87. Эллины не переставали производить опустошение; поэтому на двадцатый день осады Тимегенид обратился к фиванцам со следующими словами: «Фиванские граждане! Так как эллины решили не оставлять осады до тех пор, пока они не возьмут Фив или пока вы не выдадите им нас, то Беотийская земля не должна более терпеть из-за нас. Поэтому, если они требуют нашей выдачи только для предлога, добиваясь на самом деле денег, дадим им денег из государственной казны, – ведь действовали заодно с мидянами мы не одни, а вместе с государством; если же они в самом деле осаждают город потому, что желают получить нас, то мы выступим сами для ответа перед ними». Фиванцы нашли, что Тимегенид говорит верно и благовременно, и тотчас через глашатая дали знать Павсанию, что фиванцы решились выдать требуемых граждан.
88. Когда обе стороны согласились на этом, Аттагин тайком бежал из города; но с детей Аттагина, приведенных к Павсанию, сей последний сложил пеню, заметив, что дети вовсе не виновны в сочувствии мидянам. Что касается остальных граждан, которых выдали фиванцы, то они рассчитывали, что будут допущены к ответу, и были уверены, что с помощью денег избегнут обвинения. Получив их в свои руки и подозревая такой план их, Павсаний отпустил все войско союзников, а фиванцев велел отвести в Коринф и казнить. Вот что произошло при Платеях и Фивах.
89. Между тем сын Фарнака Артабаз, убежав от Платей, был уже далеко. Фессалийцы, когда он прибыл к ним, пригласили его к себе на угощение и расспрашивали об остальном войске, ничего не зная о случившемся подле Платей. Артабаз сознавал, что если решится открыть всю правду о происшедших сражениях, то рискует погибнуть сам и погубить свое войско; он полагал, что любой фессалиец нападет на него, если случившееся станет им известно. В силу такого соображения Артабаз ничего не открывал и фокийцам, а фессалийцам сказал следующее: «Как видите, граждане Фессалии, я тороплюсь, чтобы как можно скорее прибыть во Фракию, и спешу потому, что послан по делу из нашего стана. Сам Мардоний с войском своим идет вслед за мной, и вы должны поджидать его. Примите его радушно и окажите ему услуги; никогда не будете каяться, если так поступите». После такого обращения Артабаз поспешно отправился дальше с войском через Фессалию и Македонию прямым путем во Фракию, как человек действительно торопившийся и шедший напрямик по суше. Он прибыл наконец в Византий, потеряв много людей из своего войска: частью они были изрублены фракийцами, частью изнемогали от голода и усталости. Из Византия Артабаз переправился на судах. Так возвратился он в Азию.

------------------------------------------------

● **Задача 1**
Представьте в виде таблицы Markdown со столбцами «Номер» и «Строка записи» ту часть записей, которая открывается строкой, содержащей «convector-panel-rear bbox=[310, 163, 333, 567]», и закрывается строкой, содержащей «rear-panel bbox=[295, 156, 307, 597]». Пустые строки в таблицу не включайте.
Отрывок и записи между собой никак не связаны.

(Сохранённые записи данных)

------------------------------------------------

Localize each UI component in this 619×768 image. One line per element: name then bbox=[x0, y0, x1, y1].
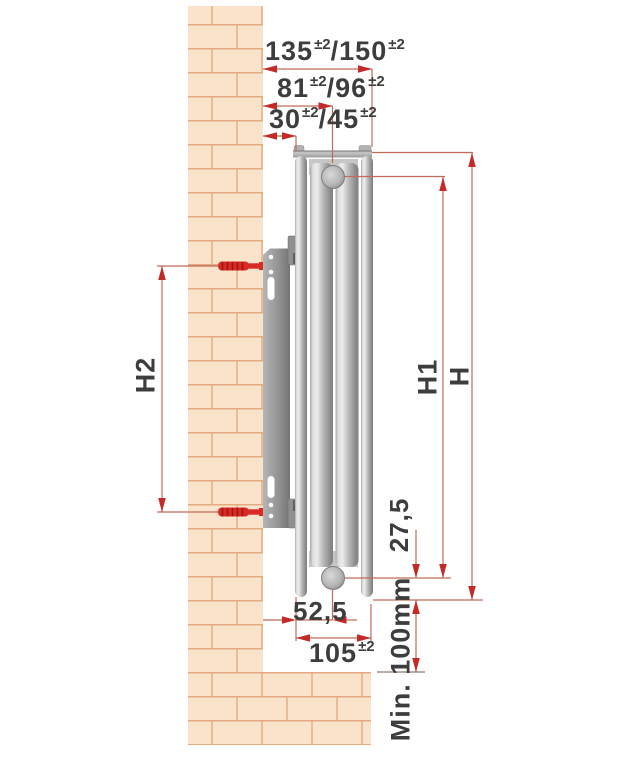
convector-panel-rear bbox=[310, 163, 333, 567]
dim-value: 52,5 bbox=[293, 596, 348, 626]
dimension-label-h2: H2 bbox=[133, 357, 160, 394]
bracket-hole bbox=[269, 503, 274, 508]
rear-panel bbox=[295, 156, 307, 597]
radiator-mounting-diagram: 135±2/150±2 81±2/96±2 30±2/45±2 52,5 105… bbox=[0, 0, 619, 768]
wall-bracket bbox=[263, 236, 300, 528]
dimension-label-wall-to-front: 135±2/150±2 bbox=[265, 38, 405, 65]
dimension-label-half-depth: 52,5 bbox=[293, 598, 348, 624]
dim-tolerance: ±2 bbox=[388, 36, 405, 53]
wall-column bbox=[188, 6, 263, 745]
dimension-label-wall-to-pipe: 81±2/96±2 bbox=[277, 75, 385, 102]
bracket-slot-bottom bbox=[268, 476, 275, 498]
dim-tolerance: ±2 bbox=[358, 638, 375, 655]
dim-value: 135 bbox=[265, 36, 313, 66]
bottom-pipe bbox=[322, 567, 345, 590]
bracket-plate bbox=[263, 249, 290, 529]
dim-value: 105 bbox=[309, 638, 357, 668]
dim-separator: / bbox=[331, 36, 340, 66]
dim-value: 150 bbox=[339, 36, 387, 66]
dim-tolerance: ±2 bbox=[314, 36, 331, 53]
dimension-label-depth: 105±2 bbox=[309, 640, 375, 667]
top-pipe bbox=[322, 166, 345, 189]
dim-separator: / bbox=[319, 104, 328, 134]
floor bbox=[263, 672, 371, 745]
dimension-label-h1: H1 bbox=[415, 359, 442, 396]
bracket-hole bbox=[269, 255, 274, 260]
bracket-slot-top bbox=[268, 277, 275, 300]
dim-value: 81 bbox=[277, 73, 309, 103]
dimension-label-wall-to-rear: 30±2/45±2 bbox=[269, 106, 377, 133]
radiator-body bbox=[293, 146, 373, 598]
dim-value: 30 bbox=[269, 104, 301, 134]
dim-tolerance: ±2 bbox=[302, 104, 319, 121]
dim-value: 45 bbox=[327, 104, 359, 134]
convector-panel-front bbox=[336, 163, 359, 567]
dim-separator: / bbox=[327, 73, 336, 103]
bracket-hole bbox=[269, 270, 274, 275]
dim-value: 96 bbox=[335, 73, 367, 103]
dimension-label-floor-clearance: Min. 100mm bbox=[388, 577, 415, 742]
dim-tolerance: ±2 bbox=[310, 73, 327, 90]
dimension-label-pipe-offset: 27,5 bbox=[386, 498, 412, 553]
dim-tolerance: ±2 bbox=[360, 104, 377, 121]
dimension-label-h: H bbox=[447, 366, 474, 387]
bracket-hole bbox=[269, 514, 274, 519]
front-panel bbox=[361, 156, 373, 597]
dim-tolerance: ±2 bbox=[368, 73, 385, 90]
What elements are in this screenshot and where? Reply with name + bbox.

------------------------------------------------

● **Задача 2**
Перепечатайте без изменений ту часть отрывка, которая открывается словами «87. Эллины не» и закрывается словами «выдать требуемых граждан.».

● **Ожидаемый ответ 1**
| Номер | Строка записи |
|---|---|
| 1 | convector-panel-rear bbox=[310, 163, 333, 567] |
| 2 | dim-value: 52,5 bbox=[293, 596, 348, 626] |
| 3 | dimension-label-h2: H2 bbox=[133, 357, 160, 394] |
| 4 | bracket-hole bbox=[269, 503, 274, 508] |
| 5 | rear-panel bbox=[295, 156, 307, 597] |

● **Ожидаемый ответ 2**
87. Эллины не переставали производить опустошение; поэтому на двадцатый день осады Тимегенид обратился к фиванцам со следующими словами: «Фиванские граждане! Так как эллины решили не оставлять осады до тех пор, пока они не возьмут Фив или пока вы не выдадите им нас, то Беотийская земля не должна более терпеть из-за нас. Поэтому, если они требуют нашей выдачи только для предлога, добиваясь на самом деле денег, дадим им денег из государственной казны, – ведь действовали заодно с мидянами мы не одни, а вместе с государством; если же они в самом деле осаждают город потому, что желают получить нас, то мы выступим сами для ответа перед ними». Фиванцы нашли, что Тимегенид говорит верно и благовременно, и тотчас через глашатая дали знать Павсанию, что фиванцы решились выдать требуемых граждан.